Extracted data entries
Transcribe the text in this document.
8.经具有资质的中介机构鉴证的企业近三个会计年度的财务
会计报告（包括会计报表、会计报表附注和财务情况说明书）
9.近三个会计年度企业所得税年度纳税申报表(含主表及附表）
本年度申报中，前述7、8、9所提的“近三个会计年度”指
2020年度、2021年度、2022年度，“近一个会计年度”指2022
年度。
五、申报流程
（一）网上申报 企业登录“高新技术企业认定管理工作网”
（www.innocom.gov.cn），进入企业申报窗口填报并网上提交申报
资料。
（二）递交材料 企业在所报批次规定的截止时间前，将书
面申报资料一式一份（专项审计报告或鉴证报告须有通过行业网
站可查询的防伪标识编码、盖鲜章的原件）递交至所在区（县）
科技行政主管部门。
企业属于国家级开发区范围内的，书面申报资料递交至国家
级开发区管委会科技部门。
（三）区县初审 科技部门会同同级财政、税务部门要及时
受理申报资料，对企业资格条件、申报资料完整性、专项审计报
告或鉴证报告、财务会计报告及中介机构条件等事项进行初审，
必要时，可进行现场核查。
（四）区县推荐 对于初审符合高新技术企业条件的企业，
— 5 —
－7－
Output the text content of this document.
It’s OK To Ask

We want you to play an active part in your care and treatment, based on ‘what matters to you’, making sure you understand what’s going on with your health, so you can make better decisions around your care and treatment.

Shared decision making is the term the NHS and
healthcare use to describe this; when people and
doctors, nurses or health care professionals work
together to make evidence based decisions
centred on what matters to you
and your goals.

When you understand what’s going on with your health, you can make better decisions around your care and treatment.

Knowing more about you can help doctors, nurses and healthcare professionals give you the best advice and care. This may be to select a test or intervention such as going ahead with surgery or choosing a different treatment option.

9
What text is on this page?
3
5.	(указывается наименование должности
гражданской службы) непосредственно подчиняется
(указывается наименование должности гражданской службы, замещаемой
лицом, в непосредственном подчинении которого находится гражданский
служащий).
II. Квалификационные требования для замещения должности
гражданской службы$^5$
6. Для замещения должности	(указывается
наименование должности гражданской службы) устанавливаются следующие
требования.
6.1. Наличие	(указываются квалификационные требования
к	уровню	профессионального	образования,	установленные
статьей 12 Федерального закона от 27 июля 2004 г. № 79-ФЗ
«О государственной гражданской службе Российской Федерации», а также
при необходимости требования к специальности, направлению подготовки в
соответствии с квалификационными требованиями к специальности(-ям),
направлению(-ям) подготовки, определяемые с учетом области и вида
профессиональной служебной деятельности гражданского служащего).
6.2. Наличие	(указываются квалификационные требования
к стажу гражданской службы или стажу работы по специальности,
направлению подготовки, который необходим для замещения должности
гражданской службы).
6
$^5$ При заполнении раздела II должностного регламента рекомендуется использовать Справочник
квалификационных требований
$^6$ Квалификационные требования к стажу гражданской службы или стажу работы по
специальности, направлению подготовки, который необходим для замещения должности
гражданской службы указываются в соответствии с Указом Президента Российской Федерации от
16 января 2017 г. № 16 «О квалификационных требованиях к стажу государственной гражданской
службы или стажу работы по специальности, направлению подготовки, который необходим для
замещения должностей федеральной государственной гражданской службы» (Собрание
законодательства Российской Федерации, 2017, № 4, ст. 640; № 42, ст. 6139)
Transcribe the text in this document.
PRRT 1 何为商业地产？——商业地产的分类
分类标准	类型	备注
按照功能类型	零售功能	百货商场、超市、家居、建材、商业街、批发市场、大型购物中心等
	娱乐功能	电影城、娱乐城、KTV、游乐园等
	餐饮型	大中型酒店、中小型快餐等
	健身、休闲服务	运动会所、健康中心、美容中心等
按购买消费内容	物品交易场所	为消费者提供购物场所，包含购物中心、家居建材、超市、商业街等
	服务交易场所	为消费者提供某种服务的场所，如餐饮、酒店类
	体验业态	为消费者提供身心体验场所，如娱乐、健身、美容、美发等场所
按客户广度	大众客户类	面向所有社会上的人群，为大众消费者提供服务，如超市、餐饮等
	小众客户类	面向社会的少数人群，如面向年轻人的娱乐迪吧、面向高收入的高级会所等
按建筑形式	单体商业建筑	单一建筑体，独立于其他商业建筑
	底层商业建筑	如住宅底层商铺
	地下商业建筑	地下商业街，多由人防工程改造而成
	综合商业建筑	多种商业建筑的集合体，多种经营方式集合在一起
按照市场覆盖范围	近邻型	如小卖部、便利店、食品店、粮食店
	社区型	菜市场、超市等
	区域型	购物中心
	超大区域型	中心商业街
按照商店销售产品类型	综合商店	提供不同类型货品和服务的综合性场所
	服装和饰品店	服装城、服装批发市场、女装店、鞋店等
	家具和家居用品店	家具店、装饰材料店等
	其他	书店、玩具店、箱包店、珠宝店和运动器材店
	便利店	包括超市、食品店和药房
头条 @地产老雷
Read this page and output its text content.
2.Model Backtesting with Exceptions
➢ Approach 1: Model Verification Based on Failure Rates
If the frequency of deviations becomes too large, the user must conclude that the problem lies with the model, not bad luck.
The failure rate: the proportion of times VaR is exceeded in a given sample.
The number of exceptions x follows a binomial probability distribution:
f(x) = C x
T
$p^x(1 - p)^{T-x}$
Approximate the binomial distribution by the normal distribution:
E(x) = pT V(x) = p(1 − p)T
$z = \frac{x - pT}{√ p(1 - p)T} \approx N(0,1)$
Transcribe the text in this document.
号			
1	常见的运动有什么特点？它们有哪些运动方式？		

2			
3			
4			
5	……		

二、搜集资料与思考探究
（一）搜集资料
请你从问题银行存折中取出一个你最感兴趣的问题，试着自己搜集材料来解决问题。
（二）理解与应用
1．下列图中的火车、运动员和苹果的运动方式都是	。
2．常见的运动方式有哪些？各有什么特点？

__Work required__. Report how many lines in the records hold the word "around", giving the number and nothing else.

__Result for this exercise__. 2